| Instructions for the task |
Report each line of the data that includes the word "travaux".

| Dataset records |
begin

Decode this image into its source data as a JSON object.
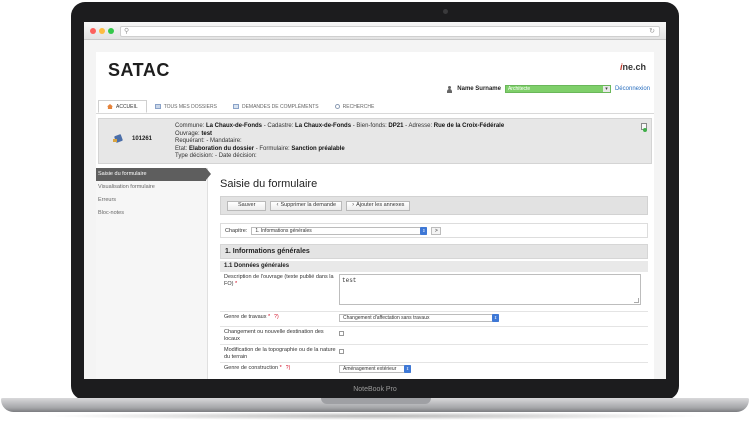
{
  "device": {
    "label": "NoteBook Pro"
  },
  "header": {
    "logo": "SATAC",
    "brand_accent": "i",
    "brand_rest": "ne.ch",
    "user_label": "Name Surname",
    "role": "Architecte",
    "logout": "Déconnexion"
  },
  "tabs": [
    {
      "label": "ACCUEIL",
      "icon": "home-icon"
    },
    {
      "label": "TOUS MES DOSSIERS",
      "icon": "folder-icon"
    },
    {
      "label": "DEMANDES DE COMPLÉMENTS",
      "icon": "documents-icon"
    },
    {
      "label": "RECHERCHE",
      "icon": "search-icon"
    }
  ],
  "dossier": {
    "id": "101261",
    "line1_parts": [
      "Commune: ",
      "La Chaux-de-Fonds",
      " - Cadastre: ",
      "La Chaux-de-Fonds",
      " - Bien-fonds: ",
      "DP21",
      " - Adresse: ",
      "Rue de la Croix-Fédérale"
    ],
    "line2_parts": [
      "Ouvrage: ",
      "test"
    ],
    "line3": "Requérant: - Mandataire:",
    "line4_parts": [
      "Etat: ",
      "Elaboration du dossier",
      " - Formulaire: ",
      "Sanction préalable"
    ],
    "line5": "Type décision: - Date décision:"
  },
  "sidebar": {
    "items": [
      {
        "label": "Saisie du formulaire"
      },
      {
        "label": "Visualisation formulaire"
      },
      {
        "label": "Erreurs"
      },
      {
        "label": "Bloc-notes"
      }
    ]
  },
  "main": {
    "title": "Saisie du formulaire",
    "toolbar": {
      "save": "Sauver",
      "delete": "Supprimer la demande",
      "annexes": "Ajouter les annexes"
    },
    "chapter_label": "Chapitre:",
    "chapter_value": "1. Informations générales",
    "go": ">",
    "section": "1. Informations générales",
    "subsection": "1.1 Données générales",
    "fields": {
      "description_label": "Description de l'ouvrage (texte publié dans la FO)",
      "description_value": "test",
      "genre_travaux_label": "Genre de travaux",
      "genre_travaux_value": "Changement d'affectation sans travaux",
      "changement_label": "Changement ou nouvelle destination des locaux",
      "modification_label": "Modification de la topographie ou de la nature du terrain",
      "genre_construction_label": "Genre de construction",
      "genre_construction_value": "Aménagement extérieur"
    },
    "required_mark": "*",
    "help_mark": "?)"
  }
}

end

| Task response |
      "genre_travaux_label": "Genre de travaux",
      "genre_travaux_value": "Changement d'affectation sans travaux",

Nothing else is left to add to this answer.